> **Direction**
Print the data that follows exactly.

> **Task material**
.....

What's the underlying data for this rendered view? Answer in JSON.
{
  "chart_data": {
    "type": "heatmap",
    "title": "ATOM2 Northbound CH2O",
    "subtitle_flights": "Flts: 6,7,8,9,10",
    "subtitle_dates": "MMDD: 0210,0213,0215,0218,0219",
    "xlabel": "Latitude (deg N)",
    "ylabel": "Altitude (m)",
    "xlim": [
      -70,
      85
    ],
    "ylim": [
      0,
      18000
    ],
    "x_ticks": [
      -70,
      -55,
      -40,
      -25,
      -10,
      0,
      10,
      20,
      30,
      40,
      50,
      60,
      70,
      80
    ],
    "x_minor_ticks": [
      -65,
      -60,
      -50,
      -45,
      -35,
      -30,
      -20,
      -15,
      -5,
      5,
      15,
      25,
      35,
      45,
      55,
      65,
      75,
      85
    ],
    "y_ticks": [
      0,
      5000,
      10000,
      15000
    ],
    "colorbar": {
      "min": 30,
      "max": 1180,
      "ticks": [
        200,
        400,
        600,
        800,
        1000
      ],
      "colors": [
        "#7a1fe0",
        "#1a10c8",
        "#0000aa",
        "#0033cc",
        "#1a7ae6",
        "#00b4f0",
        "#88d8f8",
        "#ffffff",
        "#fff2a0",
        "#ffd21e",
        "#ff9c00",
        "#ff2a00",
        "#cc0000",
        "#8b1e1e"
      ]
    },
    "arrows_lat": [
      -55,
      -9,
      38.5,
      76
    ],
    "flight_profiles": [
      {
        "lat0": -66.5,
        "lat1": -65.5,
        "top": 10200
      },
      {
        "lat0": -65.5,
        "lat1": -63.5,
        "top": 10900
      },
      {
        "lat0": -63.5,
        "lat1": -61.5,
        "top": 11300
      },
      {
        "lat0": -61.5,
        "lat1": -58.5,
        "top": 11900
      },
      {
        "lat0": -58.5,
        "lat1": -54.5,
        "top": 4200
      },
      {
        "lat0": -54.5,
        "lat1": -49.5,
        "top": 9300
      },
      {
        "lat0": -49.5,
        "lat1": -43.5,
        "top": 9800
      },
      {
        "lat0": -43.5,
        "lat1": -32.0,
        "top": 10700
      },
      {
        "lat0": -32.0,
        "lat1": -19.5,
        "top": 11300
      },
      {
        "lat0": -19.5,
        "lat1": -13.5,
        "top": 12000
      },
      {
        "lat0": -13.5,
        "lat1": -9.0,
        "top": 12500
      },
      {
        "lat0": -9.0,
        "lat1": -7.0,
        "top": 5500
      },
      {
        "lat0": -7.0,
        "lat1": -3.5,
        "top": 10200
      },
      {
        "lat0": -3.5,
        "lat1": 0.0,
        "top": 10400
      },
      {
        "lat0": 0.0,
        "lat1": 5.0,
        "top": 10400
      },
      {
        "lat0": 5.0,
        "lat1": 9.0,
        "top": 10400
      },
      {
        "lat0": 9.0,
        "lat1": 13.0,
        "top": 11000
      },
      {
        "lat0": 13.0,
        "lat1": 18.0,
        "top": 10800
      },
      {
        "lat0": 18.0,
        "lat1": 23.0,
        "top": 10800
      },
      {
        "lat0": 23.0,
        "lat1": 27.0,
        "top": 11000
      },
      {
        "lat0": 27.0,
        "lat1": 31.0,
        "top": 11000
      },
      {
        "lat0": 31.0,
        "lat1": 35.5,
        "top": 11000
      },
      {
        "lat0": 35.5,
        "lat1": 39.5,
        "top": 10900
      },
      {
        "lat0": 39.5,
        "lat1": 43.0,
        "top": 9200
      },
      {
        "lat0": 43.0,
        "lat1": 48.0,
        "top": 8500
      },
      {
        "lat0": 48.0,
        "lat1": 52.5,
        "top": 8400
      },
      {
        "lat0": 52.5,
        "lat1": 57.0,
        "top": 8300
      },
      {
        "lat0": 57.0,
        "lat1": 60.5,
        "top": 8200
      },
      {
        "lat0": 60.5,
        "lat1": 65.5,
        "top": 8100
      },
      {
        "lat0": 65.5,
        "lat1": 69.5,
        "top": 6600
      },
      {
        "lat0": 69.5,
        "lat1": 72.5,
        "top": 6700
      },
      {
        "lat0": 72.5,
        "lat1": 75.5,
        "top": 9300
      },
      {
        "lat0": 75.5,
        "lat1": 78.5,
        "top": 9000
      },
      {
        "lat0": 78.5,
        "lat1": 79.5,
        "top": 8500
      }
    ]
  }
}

.....

> **Exercise response**
What's the underlying data for this rendered view? Answer in JSON.
{
  "chart_data": {
    "type": "heatmap",
    "title": "ATOM2 Northbound CH2O",
    "subtitle_flights": "Flts: 6,7,8,9,10",
    "subtitle_dates": "MMDD: 0210,0213,0215,0218,0219",
    "xlabel": "Latitude (deg N)",
    "ylabel": "Altitude (m)",
    "xlim": [
      -70,
      85
    ],
    "ylim": [
      0,
      18000
    ],
    "x_ticks": [
      -70,
      -55,
      -40,
      -25,
      -10,
      0,
      10,
      20,
      30,
      40,
      50,
      60,
      70,
      80
    ],
    "x_minor_ticks": [
      -65,
      -60,
      -50,
      -45,
      -35,
      -30,
      -20,
      -15,
      -5,
      5,
      15,
      25,
      35,
      45,
      55,
      65,
      75,
      85
    ],
    "y_ticks": [
      0,
      5000,
      10000,
      15000
    ],
    "colorbar": {
      "min": 30,
      "max": 1180,
      "ticks": [
        200,
        400,
        600,
        800,
        1000
      ],
      "colors": [
        "#7a1fe0",
        "#1a10c8",
        "#0000aa",
        "#0033cc",
        "#1a7ae6",
        "#00b4f0",
        "#88d8f8",
        "#ffffff",
        "#fff2a0",
        "#ffd21e",
        "#ff9c00",
        "#ff2a00",
        "#cc0000",
        "#8b1e1e"
      ]
    },
    "arrows_lat": [
      -55,
      -9,
      38.5,
      76
    ],
    "flight_profiles": [
      {
        "lat0": -66.5,
        "lat1": -65.5,
        "top": 10200
      },
      {
        "lat0": -65.5,
        "lat1": -63.5,
        "top": 10900
      },
      {
        "lat0": -63.5,
        "lat1": -61.5,
        "top": 11300
      },
      {
        "lat0": -61.5,
        "lat1": -58.5,
        "top": 11900
      },
      {
        "lat0": -58.5,
        "lat1": -54.5,
        "top": 4200
      },
      {
        "lat0": -54.5,
        "lat1": -49.5,
        "top": 9300
      },
      {
        "lat0": -49.5,
        "lat1": -43.5,
        "top": 9800
      },
      {
        "lat0": -43.5,
        "lat1": -32.0,
        "top": 10700
      },
      {
        "lat0": -32.0,
        "lat1": -19.5,
        "top": 11300
      },
      {
        "lat0": -19.5,
        "lat1": -13.5,
        "top": 12000
      },
      {
        "lat0": -13.5,
        "lat1": -9.0,
        "top": 12500
      },
      {
        "lat0": -9.0,
        "lat1": -7.0,
        "top": 5500
      },
      {
        "lat0": -7.0,
        "lat1": -3.5,
        "top": 10200
      },
      {
        "lat0": -3.5,
        "lat1": 0.0,
        "top": 10400
      },
      {
        "lat0": 0.0,
        "lat1": 5.0,
        "top": 10400
      },
      {
        "lat0": 5.0,
        "lat1": 9.0,
        "top": 10400
      },
      {
        "lat0": 9.0,
        "lat1": 13.0,
        "top": 11000
      },
      {
        "lat0": 13.0,
        "lat1": 18.0,
        "top": 10800
      },
      {
        "lat0": 18.0,
        "lat1": 23.0,
        "top": 10800
      },
      {
        "lat0": 23.0,
        "lat1": 27.0,
        "top": 11000
      },
      {
        "lat0": 27.0,
        "lat1": 31.0,
        "top": 11000
      },
      {
        "lat0": 31.0,
        "lat1": 35.5,
        "top": 11000
      },
      {
        "lat0": 35.5,
        "lat1": 39.5,
        "top": 10900
      },
      {
        "lat0": 39.5,
        "lat1": 43.0,
        "top": 9200
      },
      {
        "lat0": 43.0,
        "lat1": 48.0,
        "top": 8500
      },
      {
        "lat0": 48.0,
        "lat1": 52.5,
        "top": 8400
      },
      {
        "lat0": 52.5,
        "lat1": 57.0,
        "top": 8300
      },
      {
        "lat0": 57.0,
        "lat1": 60.5,
        "top": 8200
      },
      {
        "lat0": 60.5,
        "lat1": 65.5,
        "top": 8100
      },
      {
        "lat0": 65.5,
        "lat1": 69.5,
        "top": 6600
      },
      {
        "lat0": 69.5,
        "lat1": 72.5,
        "top": 6700
      },
      {
        "lat0": 72.5,
        "lat1": 75.5,
        "top": 9300
      },
      {
        "lat0": 75.5,
        "lat1": 78.5,
        "top": 9000
      },
      {
        "lat0": 78.5,
        "lat1": 79.5,
        "top": 8500
      }
    ]
  }
}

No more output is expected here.